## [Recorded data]
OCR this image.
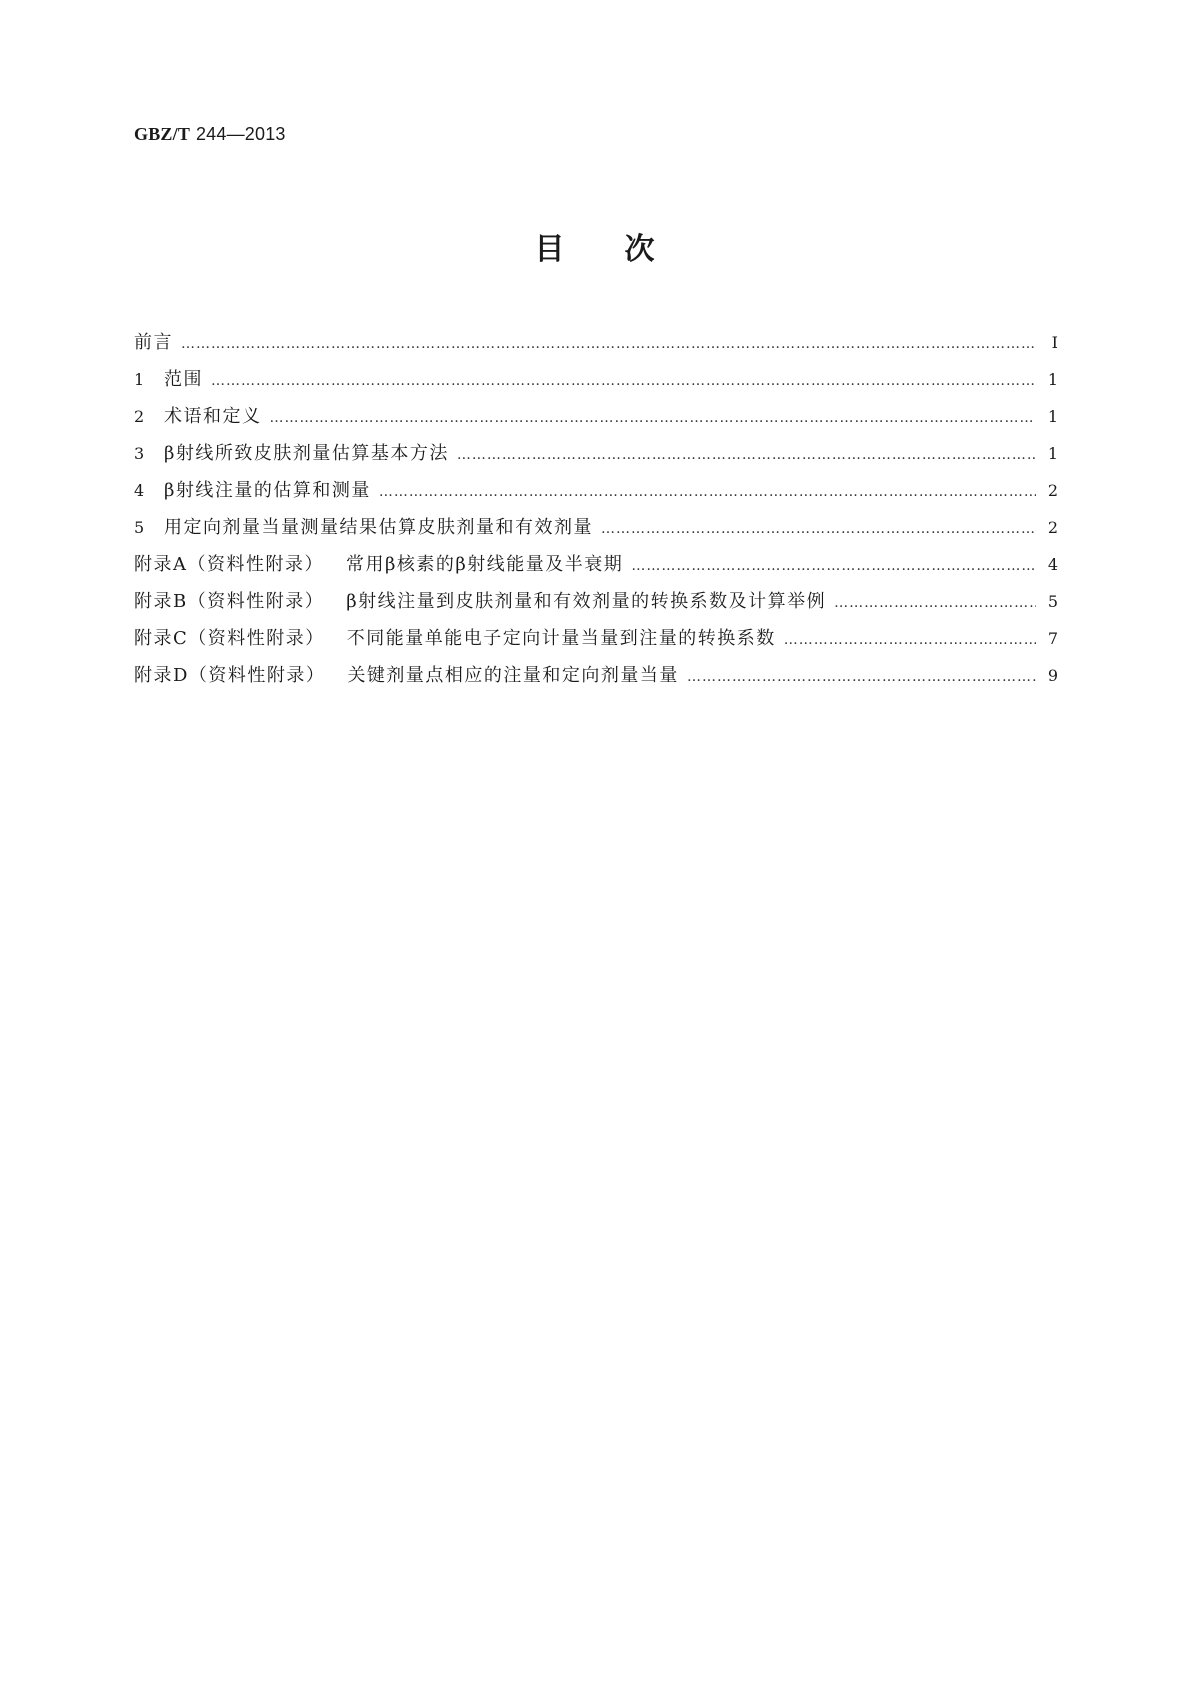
GBZ/T 244—2013
目 次
前言 …………………………………………………………………………………………………………………………………………………………………………………………………………	Ⅰ
1 范围 …………………………………………………………………………………………………………………………………………………………………………………………………………	1
2 术语和定义 …………………………………………………………………………………………………………………………………………………………………………………………………………	1
3 β射线所致皮肤剂量估算基本方法 …………………………………………………………………………………………………………………………………………………………………………………………………………	1
4 β射线注量的估算和测量 …………………………………………………………………………………………………………………………………………………………………………………………………………	2
5 用定向剂量当量测量结果估算皮肤剂量和有效剂量 …………………………………………………………………………………………………………………………………………………………………………………………………………	2
附录A（资料性附录） 常用β核素的β射线能量及半衰期 …………………………………………………………………………………………………………………………………………………………………………………………………………	4
附录B（资料性附录） β射线注量到皮肤剂量和有效剂量的转换系数及计算举例 …………………………………………………………………………………………………………………………………………………………………………………………………………	5
附录C（资料性附录） 不同能量单能电子定向计量当量到注量的转换系数 …………………………………………………………………………………………………………………………………………………………………………………………………………	7
附录D（资料性附录） 关键剂量点相应的注量和定向剂量当量 …………………………………………………………………………………………………………………………………………………………………………………………………………	9
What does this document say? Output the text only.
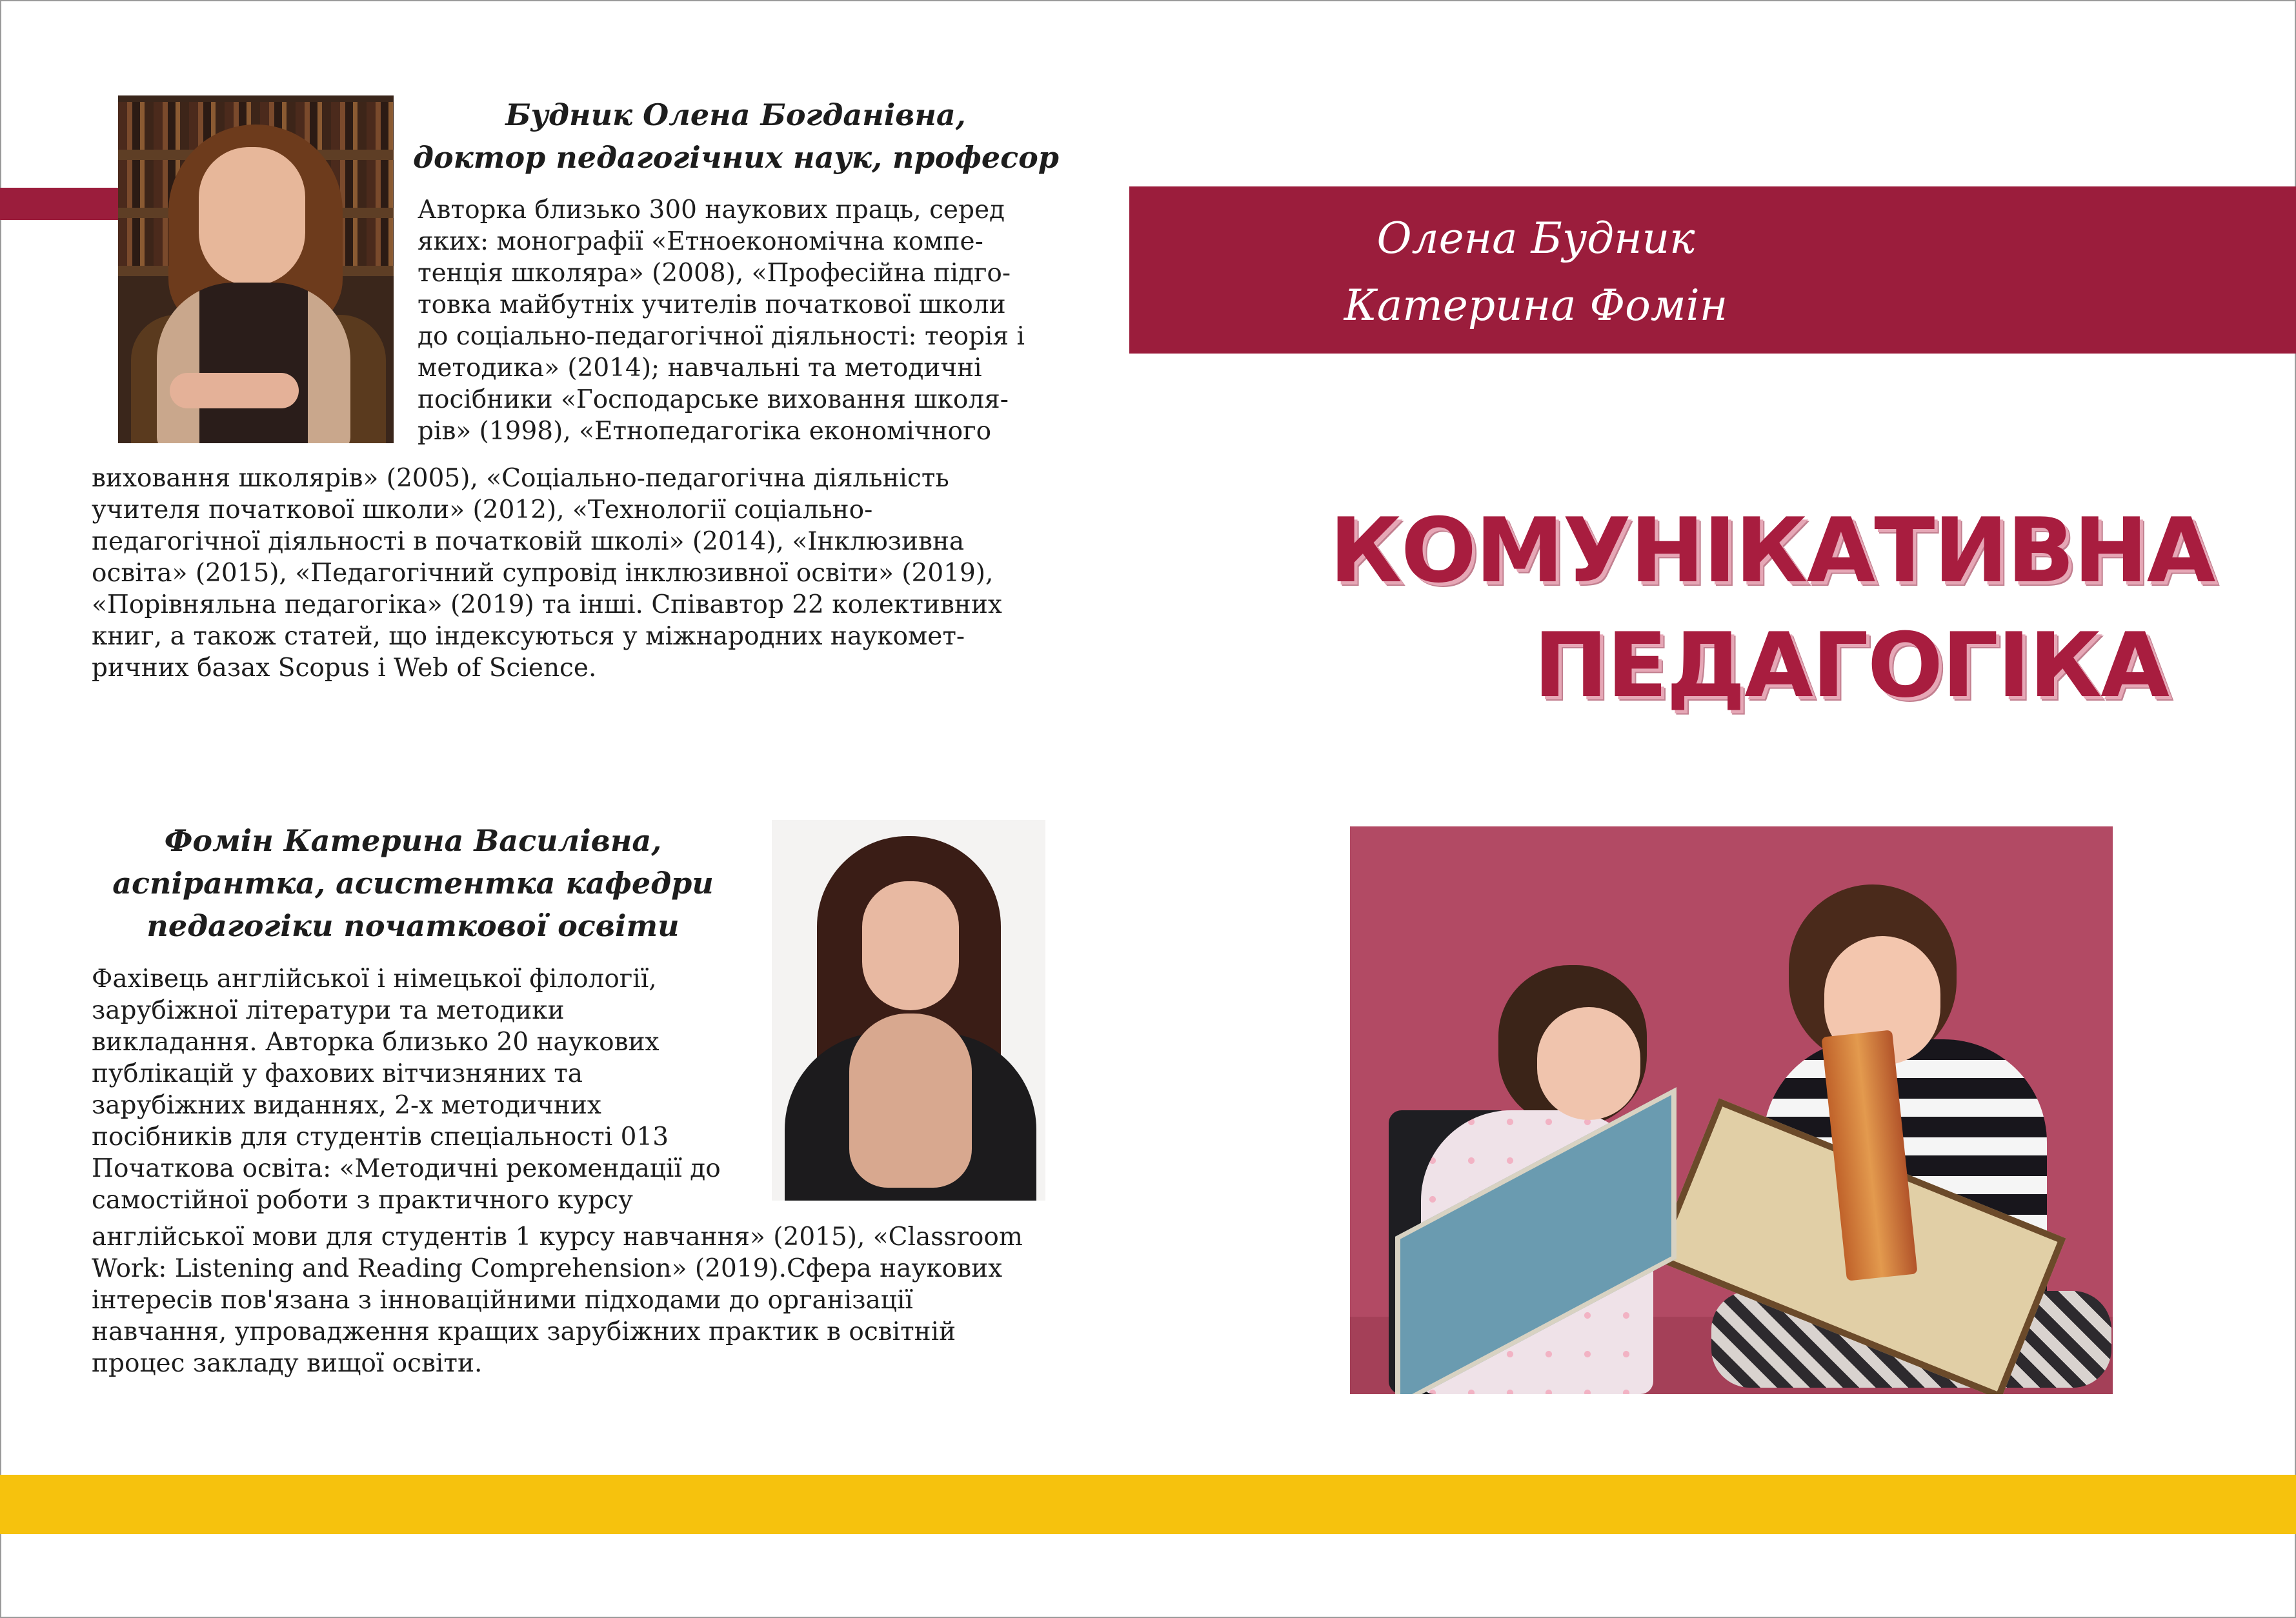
Будник Олена Богданівна,
доктор педагогічних наук, професор
Авторка близько 300 наукових праць, серед
яких: монографії «Етноекономічна компе-
тенція школяра» (2008), «Професійна підго-
товка майбутніх учителів початкової школи
до соціально-педагогічної діяльності: теорія і
методика» (2014); навчальні та методичні
посібники «Господарське виховання школя-
рів» (1998), «Етнопедагогіка економічного
виховання школярів» (2005), «Соціально-педагогічна діяльність
учителя початкової школи» (2012), «Технології соціально-
педагогічної діяльності в початковій школі» (2014), «Інклюзивна
освіта» (2015), «Педагогічний супровід інклюзивної освіти» (2019),
«Порівняльна педагогіка» (2019) та інші. Співавтор 22 колективних
книг, а також статей, що індексуються у міжнародних наукомет-
ричних базах Scopus і Web of Science.
Фомін Катерина Василівна,
аспірантка, асистентка кафедри
педагогіки початкової освіти
Фахівець англійської і німецької філології,
зарубіжної літератури та методики
викладання. Авторка близько 20 наукових
публікацій у фахових вітчизняних та
зарубіжних виданнях, 2-х методичних
посібників для студентів спеціальності 013
Початкова освіта: «Методичні рекомендації до
самостійної роботи з практичного курсу
англійської мови для студентів 1 курсу навчання» (2015), «Classroom
Work: Listening and Reading Comprehension» (2019).Сфера наукових
інтересів пов'язана з інноваційними підходами до організації
навчання, упровадження кращих зарубіжних практик в освітній
процес закладу вищої освіти.
Олена Будник
Катерина Фомін
КОМУНІКАТИВНА
ПЕДАГОГІКА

## [THE TASK]
Ignore the images and quote every line of the listing exactly.

## [REPLY TO THE TASK]
OCR this image.
GBZ/T 244—2013
目 次
前言 …………………………………………………………………………………………………………………………………………………………………………………………………………	Ⅰ
1 范围 …………………………………………………………………………………………………………………………………………………………………………………………………………	1
2 术语和定义 …………………………………………………………………………………………………………………………………………………………………………………………………………	1
3 β射线所致皮肤剂量估算基本方法 …………………………………………………………………………………………………………………………………………………………………………………………………………	1
4 β射线注量的估算和测量 …………………………………………………………………………………………………………………………………………………………………………………………………………	2
5 用定向剂量当量测量结果估算皮肤剂量和有效剂量 …………………………………………………………………………………………………………………………………………………………………………………………………………	2
附录A（资料性附录） 常用β核素的β射线能量及半衰期 …………………………………………………………………………………………………………………………………………………………………………………………………………	4
附录B（资料性附录） β射线注量到皮肤剂量和有效剂量的转换系数及计算举例 …………………………………………………………………………………………………………………………………………………………………………………………………………	5
附录C（资料性附录） 不同能量单能电子定向计量当量到注量的转换系数 …………………………………………………………………………………………………………………………………………………………………………………………………………	7
附录D（资料性附录） 关键剂量点相应的注量和定向剂量当量 …………………………………………………………………………………………………………………………………………………………………………………………………………	9
What does this document say? Output the text only.
Будник Олена Богданівна,
доктор педагогічних наук, професор
Авторка близько 300 наукових праць, серед
яких: монографії «Етноекономічна компе-
тенція школяра» (2008), «Професійна підго-
товка майбутніх учителів початкової школи
до соціально-педагогічної діяльності: теорія і
методика» (2014); навчальні та методичні
посібники «Господарське виховання школя-
рів» (1998), «Етнопедагогіка економічного
виховання школярів» (2005), «Соціально-педагогічна діяльність
учителя початкової школи» (2012), «Технології соціально-
педагогічної діяльності в початковій школі» (2014), «Інклюзивна
освіта» (2015), «Педагогічний супровід інклюзивної освіти» (2019),
«Порівняльна педагогіка» (2019) та інші. Співавтор 22 колективних
книг, а також статей, що індексуються у міжнародних наукомет-
ричних базах Scopus і Web of Science.
Фомін Катерина Василівна,
аспірантка, асистентка кафедри
педагогіки початкової освіти
Фахівець англійської і німецької філології,
зарубіжної літератури та методики
викладання. Авторка близько 20 наукових
публікацій у фахових вітчизняних та
зарубіжних виданнях, 2-х методичних
посібників для студентів спеціальності 013
Початкова освіта: «Методичні рекомендації до
самостійної роботи з практичного курсу
англійської мови для студентів 1 курсу навчання» (2015), «Classroom
Work: Listening and Reading Comprehension» (2019).Сфера наукових
інтересів пов'язана з інноваційними підходами до організації
навчання, упровадження кращих зарубіжних практик в освітній
процес закладу вищої освіти.
Олена Будник
Катерина Фомін
КОМУНІКАТИВНА
ПЕДАГОГІКА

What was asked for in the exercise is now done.